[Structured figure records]
***

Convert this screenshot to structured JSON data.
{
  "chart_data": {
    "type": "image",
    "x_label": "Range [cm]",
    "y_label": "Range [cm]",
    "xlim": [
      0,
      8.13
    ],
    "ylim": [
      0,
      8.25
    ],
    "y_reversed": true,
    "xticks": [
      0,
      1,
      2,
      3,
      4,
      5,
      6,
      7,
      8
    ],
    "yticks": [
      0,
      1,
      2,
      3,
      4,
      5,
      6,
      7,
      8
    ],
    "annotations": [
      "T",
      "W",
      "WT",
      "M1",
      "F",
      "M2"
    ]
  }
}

***

Go through the material above line by line and copy it exactly.

Convert this screenshot to structured JSON data.
{
  "chart_data": {
    "type": "image",
    "x_label": "Range [cm]",
    "y_label": "Range [cm]",
    "xlim": [
      0,
      8.13
    ],
    "ylim": [
      0,
      8.25
    ],
    "y_reversed": true,
    "xticks": [
      0,
      1,
      2,
      3,
      4,
      5,
      6,
      7,
      8
    ],
    "yticks": [
      0,
      1,
      2,
      3,
      4,
      5,
      6,
      7,
      8
    ],
    "annotations": [
      "T",
      "W",
      "WT",
      "M1",
      "F",
      "M2"
    ]
  }
}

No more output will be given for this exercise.